Data entries:
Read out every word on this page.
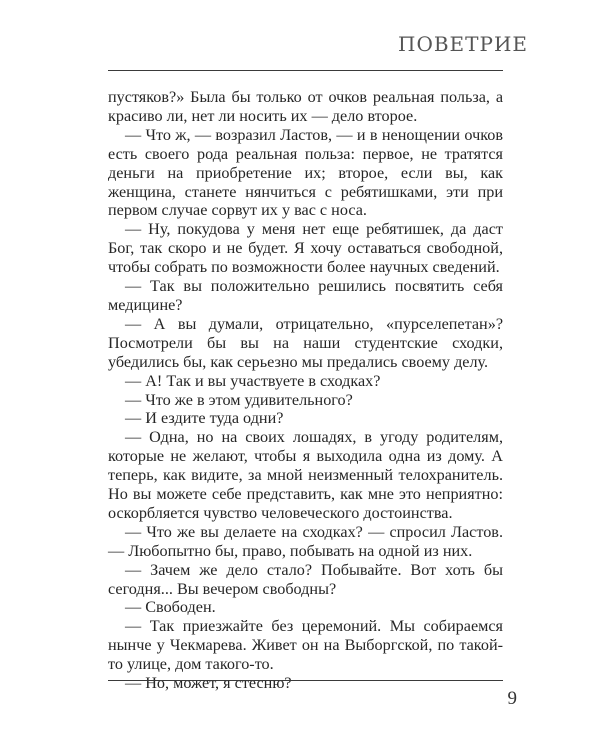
ПОВЕТРИЕ

пустяков?» Была бы только от очков реальная польза, а красиво ли, нет ли носить их — дело второе.

— Что ж, — возразил Ластов, — и в ненощении очков есть своего рода реальная польза: первое, не тратятся деньги на приобретение их; второе, если вы, как женщина, станете нянчиться с ребятишками, эти при первом случае сорвут их у вас с носа.

— Ну, покудова у меня нет еще ребятишек, да даст Бог, так скоро и не будет. Я хочу оставаться свободной, чтобы собрать по возможности более научных сведений.

— Так вы положительно решились посвятить себя медицине?

— А вы думали, отрицательно, «пурселепетан»? Посмотрели бы вы на наши студентские сходки, убедились бы, как серьезно мы предались своему делу.

— А! Так и вы участвуете в сходках?

— Что же в этом удивительного?

— И ездите туда одни?

— Одна, но на своих лошадях, в угоду родителям, которые не желают, чтобы я выходила одна из дому. А теперь, как видите, за мной неизменный телохранитель. Но вы можете себе представить, как мне это неприятно: оскорбляется чувство человеческого достоинства.

— Что же вы делаете на сходках? — спросил Ластов. — Любопытно бы, право, побывать на одной из них.

— Зачем же дело стало? Побывайте. Вот хоть бы сегодня... Вы вечером свободны?

— Свободен.

— Так приезжайте без церемоний. Мы собираемся нынче у Чекмарева. Живет он на Выборгской, по такой-то улице, дом такого-то.

— Но, может, я стесню?

9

*Required task:* Return the whole listing, word for word, and leave out every picture.

*Written answer:*
Read out every word on this page.
ПОВЕТРИЕ

пустяков?» Была бы только от очков реальная польза, а красиво ли, нет ли носить их — дело второе.

— Что ж, — возразил Ластов, — и в ненощении очков есть своего рода реальная польза: первое, не тратятся деньги на приобретение их; второе, если вы, как женщина, станете нянчиться с ребятишками, эти при первом случае сорвут их у вас с носа.

— Ну, покудова у меня нет еще ребятишек, да даст Бог, так скоро и не будет. Я хочу оставаться свободной, чтобы собрать по возможности более научных сведений.

— Так вы положительно решились посвятить себя медицине?

— А вы думали, отрицательно, «пурселепетан»? Посмотрели бы вы на наши студентские сходки, убедились бы, как серьезно мы предались своему делу.

— А! Так и вы участвуете в сходках?

— Что же в этом удивительного?

— И ездите туда одни?

— Одна, но на своих лошадях, в угоду родителям, которые не желают, чтобы я выходила одна из дому. А теперь, как видите, за мной неизменный телохранитель. Но вы можете себе представить, как мне это неприятно: оскорбляется чувство человеческого достоинства.

— Что же вы делаете на сходках? — спросил Ластов. — Любопытно бы, право, побывать на одной из них.

— Зачем же дело стало? Побывайте. Вот хоть бы сегодня... Вы вечером свободны?

— Свободен.

— Так приезжайте без церемоний. Мы собираемся нынче у Чекмарева. Живет он на Выборгской, по такой-то улице, дом такого-то.

— Но, может, я стесню?

9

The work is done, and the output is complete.